These are the NTP restrictions (default, I believe) on OS X 10.9.5 (Mavericks):


$ cat /etc/ntp-restrict.conf
# Access restrictions documented in ntp.conf(5) and
# http://support.ntp.org/bin/view/Support/AccessRestrictions
# Limit network machines to time queries only
restrict default kod nomodify notrap nopeer noquery
restrict -6 default kod nomodify notrap nopeer noquery



It also says (both on Mavericks and Yosemite):


# localhost is unrestricted

restrict 127.0.0.1

restrict -6 ::1


which is to say that it will accept arbitrary control packets from localhost.


I believe Macs should be good until Apple provides an updates.


Modulo the issue of spoofed UDP packets, with source-IP 127.0.0.1. Since the attack requires only a single packet, such spoofing is more practical than it usually would be. Not an issue over the internet (as such packets would almost certainly get filtered), but it is an issue over a LAN (e.g., the Wifi at your local Starbucks).


I would recommend one of


  1. Configuring your PF-firewall to reject such packets (a good idea anyway)

Short problem A: In the NTP post, what version of OS X are the NTP restrictions from?
Short problem B: Reproduce part of the NTP post word for word, beginning at the words "# localhost is" and stopping after "provides an updates.".
The lines that come next are taken from a different source.

Supplied entries:
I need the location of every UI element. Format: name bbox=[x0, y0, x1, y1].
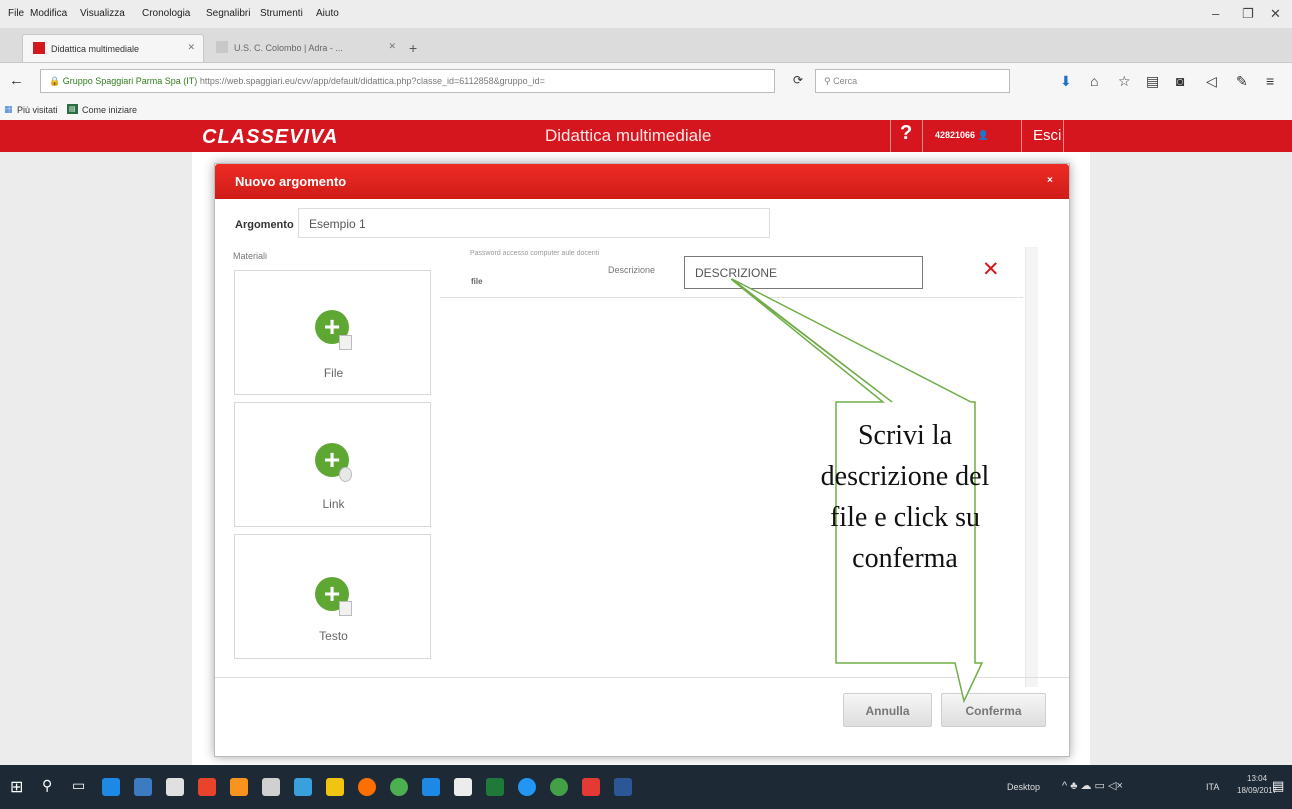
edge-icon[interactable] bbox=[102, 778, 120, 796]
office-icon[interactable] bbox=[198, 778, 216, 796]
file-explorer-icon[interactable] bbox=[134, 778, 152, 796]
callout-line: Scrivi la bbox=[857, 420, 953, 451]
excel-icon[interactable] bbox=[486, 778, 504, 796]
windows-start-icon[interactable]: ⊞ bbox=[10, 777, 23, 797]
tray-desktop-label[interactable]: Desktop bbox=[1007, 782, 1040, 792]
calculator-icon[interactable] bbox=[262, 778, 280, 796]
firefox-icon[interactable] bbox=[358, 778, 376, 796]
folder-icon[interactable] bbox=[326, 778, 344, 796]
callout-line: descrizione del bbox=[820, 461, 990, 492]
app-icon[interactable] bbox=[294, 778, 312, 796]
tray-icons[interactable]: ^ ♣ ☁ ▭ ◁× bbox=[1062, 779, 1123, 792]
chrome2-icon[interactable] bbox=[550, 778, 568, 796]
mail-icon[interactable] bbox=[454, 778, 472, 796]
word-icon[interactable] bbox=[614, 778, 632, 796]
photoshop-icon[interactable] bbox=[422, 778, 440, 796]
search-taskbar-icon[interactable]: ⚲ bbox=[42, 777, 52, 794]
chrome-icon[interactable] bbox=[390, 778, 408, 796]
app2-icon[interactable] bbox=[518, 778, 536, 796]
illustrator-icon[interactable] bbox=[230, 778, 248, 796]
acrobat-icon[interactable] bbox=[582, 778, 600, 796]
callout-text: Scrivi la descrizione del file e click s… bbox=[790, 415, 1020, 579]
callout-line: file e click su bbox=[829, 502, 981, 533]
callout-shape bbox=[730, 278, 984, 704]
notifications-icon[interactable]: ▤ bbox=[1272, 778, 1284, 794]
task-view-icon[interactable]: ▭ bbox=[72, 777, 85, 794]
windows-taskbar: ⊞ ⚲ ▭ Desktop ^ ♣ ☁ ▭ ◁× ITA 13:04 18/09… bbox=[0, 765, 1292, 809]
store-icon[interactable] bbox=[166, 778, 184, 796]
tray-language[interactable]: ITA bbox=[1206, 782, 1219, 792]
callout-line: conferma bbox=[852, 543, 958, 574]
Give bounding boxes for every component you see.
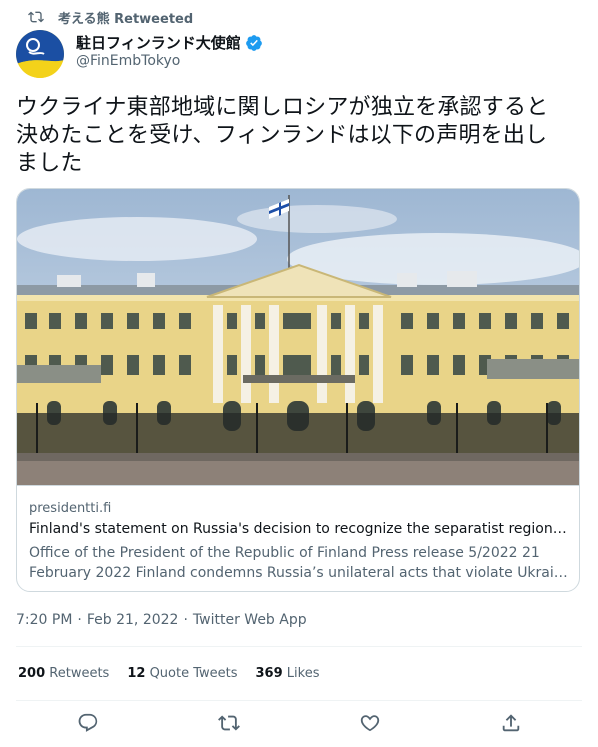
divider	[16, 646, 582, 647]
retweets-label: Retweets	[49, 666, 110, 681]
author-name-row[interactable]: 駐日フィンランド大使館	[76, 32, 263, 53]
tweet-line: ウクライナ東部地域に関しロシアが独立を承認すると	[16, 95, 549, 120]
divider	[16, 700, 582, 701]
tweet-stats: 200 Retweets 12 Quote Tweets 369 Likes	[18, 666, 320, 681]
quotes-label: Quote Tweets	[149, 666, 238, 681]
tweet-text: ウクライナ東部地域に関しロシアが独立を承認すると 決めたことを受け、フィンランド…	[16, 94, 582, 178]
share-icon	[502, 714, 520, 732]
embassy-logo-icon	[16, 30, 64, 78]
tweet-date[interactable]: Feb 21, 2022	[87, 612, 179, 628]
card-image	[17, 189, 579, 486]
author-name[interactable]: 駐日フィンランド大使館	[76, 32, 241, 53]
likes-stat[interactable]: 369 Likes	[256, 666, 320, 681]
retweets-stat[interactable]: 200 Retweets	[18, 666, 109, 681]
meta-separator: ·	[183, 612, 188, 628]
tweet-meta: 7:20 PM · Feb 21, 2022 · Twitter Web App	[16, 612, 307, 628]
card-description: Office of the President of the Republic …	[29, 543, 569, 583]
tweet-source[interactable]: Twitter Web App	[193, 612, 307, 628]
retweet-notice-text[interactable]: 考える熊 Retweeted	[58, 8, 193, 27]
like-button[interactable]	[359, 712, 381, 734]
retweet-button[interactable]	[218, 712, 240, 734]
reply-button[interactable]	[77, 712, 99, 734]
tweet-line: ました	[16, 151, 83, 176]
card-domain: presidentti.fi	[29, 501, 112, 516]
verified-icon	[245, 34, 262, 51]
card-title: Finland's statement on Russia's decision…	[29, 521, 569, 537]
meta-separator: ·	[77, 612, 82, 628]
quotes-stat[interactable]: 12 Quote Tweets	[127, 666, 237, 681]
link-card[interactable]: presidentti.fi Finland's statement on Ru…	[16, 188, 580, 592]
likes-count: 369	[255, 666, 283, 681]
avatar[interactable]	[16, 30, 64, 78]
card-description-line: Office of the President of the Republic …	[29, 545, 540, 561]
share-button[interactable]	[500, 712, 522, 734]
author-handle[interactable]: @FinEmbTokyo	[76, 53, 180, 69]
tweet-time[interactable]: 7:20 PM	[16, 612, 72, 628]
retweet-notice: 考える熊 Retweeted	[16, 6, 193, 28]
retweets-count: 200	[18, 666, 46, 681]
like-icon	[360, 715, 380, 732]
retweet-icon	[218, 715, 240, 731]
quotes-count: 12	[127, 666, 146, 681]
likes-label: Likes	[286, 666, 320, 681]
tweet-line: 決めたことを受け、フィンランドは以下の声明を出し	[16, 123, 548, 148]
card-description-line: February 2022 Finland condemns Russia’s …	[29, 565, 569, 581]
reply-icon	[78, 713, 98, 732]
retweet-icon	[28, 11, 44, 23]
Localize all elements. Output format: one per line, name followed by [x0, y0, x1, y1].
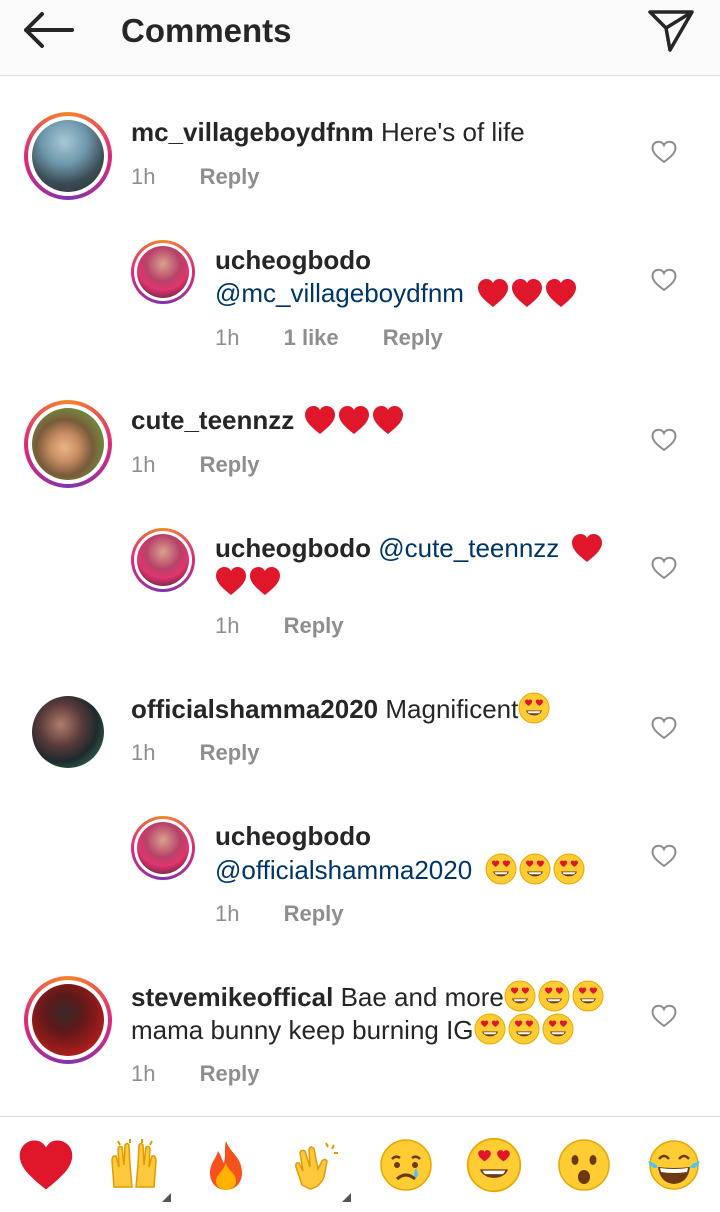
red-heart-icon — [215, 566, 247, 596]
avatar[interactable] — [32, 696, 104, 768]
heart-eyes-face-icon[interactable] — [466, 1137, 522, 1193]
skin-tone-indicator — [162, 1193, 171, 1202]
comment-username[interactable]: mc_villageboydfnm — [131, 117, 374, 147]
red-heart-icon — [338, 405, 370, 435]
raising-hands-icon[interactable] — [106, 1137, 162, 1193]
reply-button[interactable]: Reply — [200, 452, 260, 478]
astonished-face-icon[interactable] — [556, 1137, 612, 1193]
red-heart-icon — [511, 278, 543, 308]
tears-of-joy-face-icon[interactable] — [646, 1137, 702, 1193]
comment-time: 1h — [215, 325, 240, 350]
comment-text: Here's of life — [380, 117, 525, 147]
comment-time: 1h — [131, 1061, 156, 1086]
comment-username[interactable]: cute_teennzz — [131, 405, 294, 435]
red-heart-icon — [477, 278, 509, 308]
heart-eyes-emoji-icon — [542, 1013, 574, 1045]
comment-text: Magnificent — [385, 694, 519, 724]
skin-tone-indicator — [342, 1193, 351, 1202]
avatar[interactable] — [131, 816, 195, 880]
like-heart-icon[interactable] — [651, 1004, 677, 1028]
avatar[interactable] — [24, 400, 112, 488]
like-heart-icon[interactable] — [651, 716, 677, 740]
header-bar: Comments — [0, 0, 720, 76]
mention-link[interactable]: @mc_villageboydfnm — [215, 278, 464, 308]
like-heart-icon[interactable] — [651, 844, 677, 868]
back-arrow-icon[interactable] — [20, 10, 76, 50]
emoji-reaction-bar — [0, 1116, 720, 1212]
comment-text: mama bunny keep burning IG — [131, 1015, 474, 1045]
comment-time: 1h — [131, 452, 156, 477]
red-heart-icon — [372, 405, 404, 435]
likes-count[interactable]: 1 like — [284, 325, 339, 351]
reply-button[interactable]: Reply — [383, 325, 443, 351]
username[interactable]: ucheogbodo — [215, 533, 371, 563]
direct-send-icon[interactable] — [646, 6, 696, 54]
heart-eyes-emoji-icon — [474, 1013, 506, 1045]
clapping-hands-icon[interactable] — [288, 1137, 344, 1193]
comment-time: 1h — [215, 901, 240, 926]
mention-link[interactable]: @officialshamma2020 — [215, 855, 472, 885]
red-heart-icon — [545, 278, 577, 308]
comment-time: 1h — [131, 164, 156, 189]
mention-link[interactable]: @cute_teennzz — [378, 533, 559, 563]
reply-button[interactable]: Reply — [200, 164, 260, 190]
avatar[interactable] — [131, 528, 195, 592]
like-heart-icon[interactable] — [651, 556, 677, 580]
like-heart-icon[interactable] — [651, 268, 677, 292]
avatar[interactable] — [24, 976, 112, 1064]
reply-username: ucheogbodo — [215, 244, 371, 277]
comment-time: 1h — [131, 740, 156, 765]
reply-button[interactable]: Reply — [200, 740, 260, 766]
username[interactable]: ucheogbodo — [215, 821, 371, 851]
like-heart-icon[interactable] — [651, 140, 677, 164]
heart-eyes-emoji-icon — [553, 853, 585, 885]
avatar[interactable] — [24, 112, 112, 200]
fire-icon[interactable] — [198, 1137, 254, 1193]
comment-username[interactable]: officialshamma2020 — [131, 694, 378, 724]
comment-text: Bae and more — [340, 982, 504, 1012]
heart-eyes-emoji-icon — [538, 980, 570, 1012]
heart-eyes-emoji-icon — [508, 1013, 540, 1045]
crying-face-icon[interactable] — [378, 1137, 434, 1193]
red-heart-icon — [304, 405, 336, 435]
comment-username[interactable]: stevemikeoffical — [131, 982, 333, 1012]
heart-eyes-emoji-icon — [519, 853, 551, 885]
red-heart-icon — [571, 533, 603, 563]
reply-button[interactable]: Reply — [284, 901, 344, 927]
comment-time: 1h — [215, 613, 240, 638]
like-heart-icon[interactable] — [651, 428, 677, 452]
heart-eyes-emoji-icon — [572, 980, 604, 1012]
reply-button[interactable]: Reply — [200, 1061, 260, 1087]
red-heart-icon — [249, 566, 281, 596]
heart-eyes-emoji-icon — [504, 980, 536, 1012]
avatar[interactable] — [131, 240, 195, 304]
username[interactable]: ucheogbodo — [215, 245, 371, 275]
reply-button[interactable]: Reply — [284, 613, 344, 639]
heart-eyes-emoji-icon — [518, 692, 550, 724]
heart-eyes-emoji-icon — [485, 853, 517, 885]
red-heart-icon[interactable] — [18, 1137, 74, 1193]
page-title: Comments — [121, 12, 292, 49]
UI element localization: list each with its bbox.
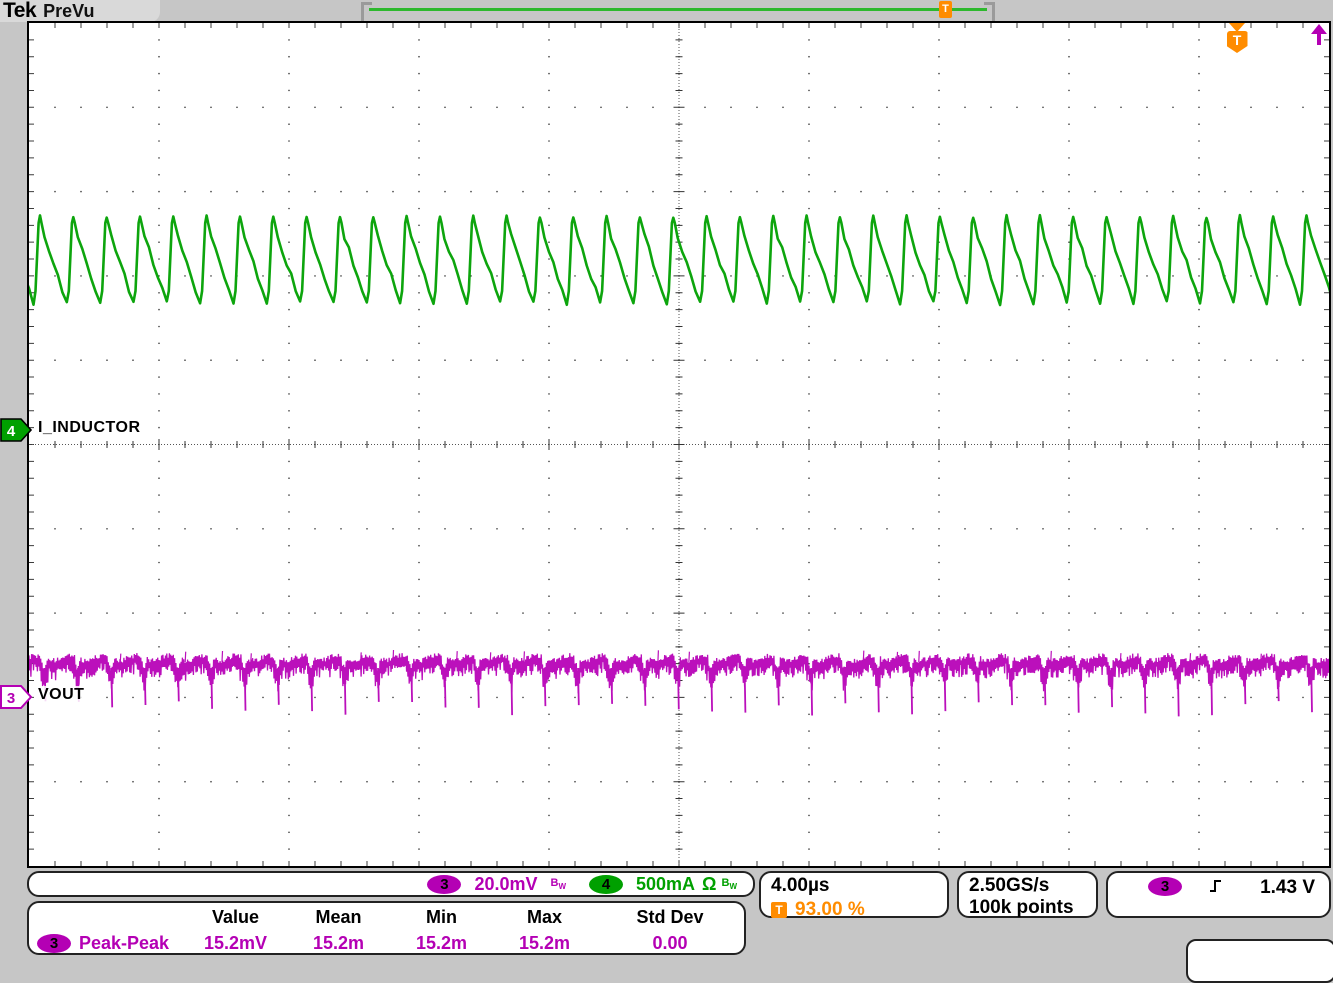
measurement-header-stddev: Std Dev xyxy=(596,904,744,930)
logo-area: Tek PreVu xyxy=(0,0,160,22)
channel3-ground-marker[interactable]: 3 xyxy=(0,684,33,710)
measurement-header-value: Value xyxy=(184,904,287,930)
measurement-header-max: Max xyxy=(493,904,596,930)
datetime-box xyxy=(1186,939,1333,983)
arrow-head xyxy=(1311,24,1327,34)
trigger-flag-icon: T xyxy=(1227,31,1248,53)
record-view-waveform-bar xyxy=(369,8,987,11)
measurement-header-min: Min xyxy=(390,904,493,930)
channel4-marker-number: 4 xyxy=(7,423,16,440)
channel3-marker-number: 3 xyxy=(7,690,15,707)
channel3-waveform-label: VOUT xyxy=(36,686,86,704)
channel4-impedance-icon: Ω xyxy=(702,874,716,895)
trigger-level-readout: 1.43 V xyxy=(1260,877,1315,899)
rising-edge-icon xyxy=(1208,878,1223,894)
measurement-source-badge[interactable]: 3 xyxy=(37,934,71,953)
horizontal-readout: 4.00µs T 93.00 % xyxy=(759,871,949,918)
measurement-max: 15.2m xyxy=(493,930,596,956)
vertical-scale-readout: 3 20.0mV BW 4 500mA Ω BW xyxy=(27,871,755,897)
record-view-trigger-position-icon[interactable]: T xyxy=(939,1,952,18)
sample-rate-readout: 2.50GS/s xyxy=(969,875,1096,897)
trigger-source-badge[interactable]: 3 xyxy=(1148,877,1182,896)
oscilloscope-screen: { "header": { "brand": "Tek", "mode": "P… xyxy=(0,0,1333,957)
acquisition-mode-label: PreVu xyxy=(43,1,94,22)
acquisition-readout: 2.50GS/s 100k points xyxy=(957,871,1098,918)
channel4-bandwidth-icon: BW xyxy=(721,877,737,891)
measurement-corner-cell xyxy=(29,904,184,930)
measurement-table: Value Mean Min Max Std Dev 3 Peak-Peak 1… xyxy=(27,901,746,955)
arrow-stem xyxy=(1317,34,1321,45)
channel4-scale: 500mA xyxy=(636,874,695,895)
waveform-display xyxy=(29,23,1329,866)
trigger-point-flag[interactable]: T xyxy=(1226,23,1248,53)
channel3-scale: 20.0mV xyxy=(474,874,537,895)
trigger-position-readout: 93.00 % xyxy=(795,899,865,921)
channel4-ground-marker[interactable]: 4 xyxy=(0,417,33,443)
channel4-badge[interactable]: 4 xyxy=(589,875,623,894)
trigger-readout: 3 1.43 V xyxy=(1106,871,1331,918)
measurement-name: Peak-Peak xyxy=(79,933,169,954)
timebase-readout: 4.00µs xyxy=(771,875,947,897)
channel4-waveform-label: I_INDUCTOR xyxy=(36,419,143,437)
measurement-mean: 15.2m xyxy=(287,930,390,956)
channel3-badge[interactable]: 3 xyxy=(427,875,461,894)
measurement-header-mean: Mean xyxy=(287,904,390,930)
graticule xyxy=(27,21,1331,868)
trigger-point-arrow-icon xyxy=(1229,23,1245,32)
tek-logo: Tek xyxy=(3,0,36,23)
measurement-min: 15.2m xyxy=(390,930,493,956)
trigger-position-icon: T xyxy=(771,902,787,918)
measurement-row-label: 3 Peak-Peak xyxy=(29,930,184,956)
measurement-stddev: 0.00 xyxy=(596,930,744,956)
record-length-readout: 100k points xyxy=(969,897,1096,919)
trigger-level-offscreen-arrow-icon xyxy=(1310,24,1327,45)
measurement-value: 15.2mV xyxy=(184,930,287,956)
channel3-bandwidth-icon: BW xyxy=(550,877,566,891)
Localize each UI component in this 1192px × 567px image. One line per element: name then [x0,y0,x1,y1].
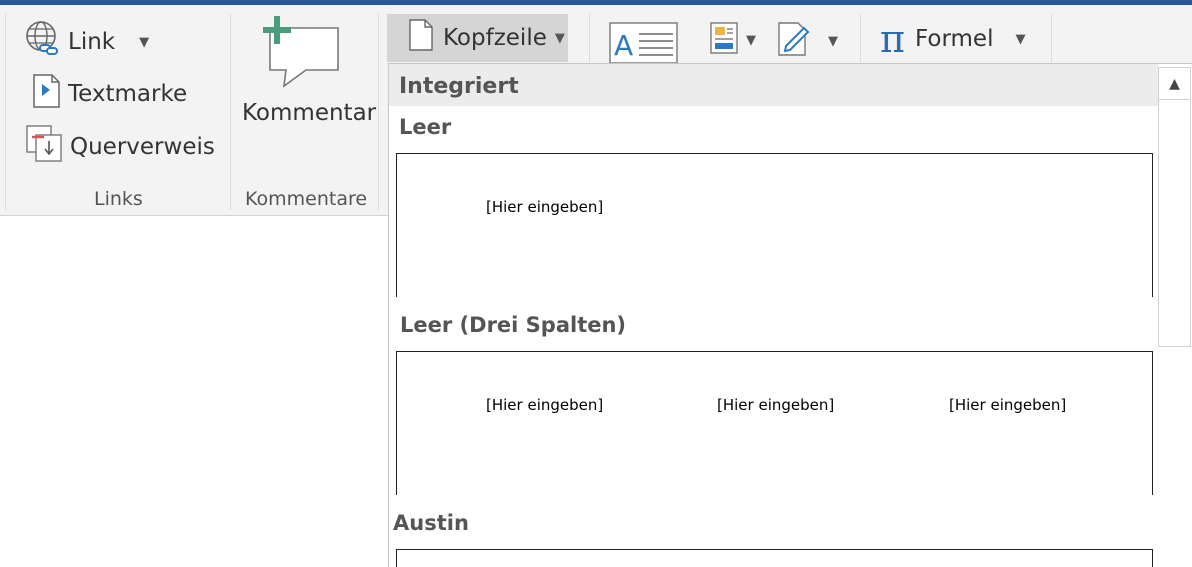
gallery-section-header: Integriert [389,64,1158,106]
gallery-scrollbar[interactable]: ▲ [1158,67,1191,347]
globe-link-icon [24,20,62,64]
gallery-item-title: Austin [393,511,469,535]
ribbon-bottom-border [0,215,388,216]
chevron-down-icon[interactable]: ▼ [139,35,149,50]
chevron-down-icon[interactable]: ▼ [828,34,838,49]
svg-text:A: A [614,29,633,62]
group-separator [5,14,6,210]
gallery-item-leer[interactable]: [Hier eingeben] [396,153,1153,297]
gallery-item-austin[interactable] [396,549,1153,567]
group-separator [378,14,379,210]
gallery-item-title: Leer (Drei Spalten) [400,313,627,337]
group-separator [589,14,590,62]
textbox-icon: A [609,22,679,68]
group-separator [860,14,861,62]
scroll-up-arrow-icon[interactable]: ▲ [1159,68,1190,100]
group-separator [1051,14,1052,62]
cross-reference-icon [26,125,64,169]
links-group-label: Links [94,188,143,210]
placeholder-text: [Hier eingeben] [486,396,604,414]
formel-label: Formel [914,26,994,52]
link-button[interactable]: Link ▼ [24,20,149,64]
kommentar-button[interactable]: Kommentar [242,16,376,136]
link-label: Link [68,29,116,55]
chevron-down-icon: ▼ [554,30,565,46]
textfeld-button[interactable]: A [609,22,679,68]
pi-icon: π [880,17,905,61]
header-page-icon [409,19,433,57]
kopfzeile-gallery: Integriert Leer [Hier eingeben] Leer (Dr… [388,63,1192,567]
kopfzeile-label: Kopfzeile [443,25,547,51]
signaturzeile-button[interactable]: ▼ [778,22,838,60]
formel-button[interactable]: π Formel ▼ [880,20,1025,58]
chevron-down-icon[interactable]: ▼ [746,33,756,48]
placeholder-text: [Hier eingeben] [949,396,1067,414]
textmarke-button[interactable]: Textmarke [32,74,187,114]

Task answer A: OS X 10.9.5 (Mavericks).

Task answer B:
# localhost is unrestricted

restrict 127.0.0.1

restrict -6 ::1


which is to say that it will accept arbitrary control packets from localhost.


I believe Macs should be good until Apple provides an updates.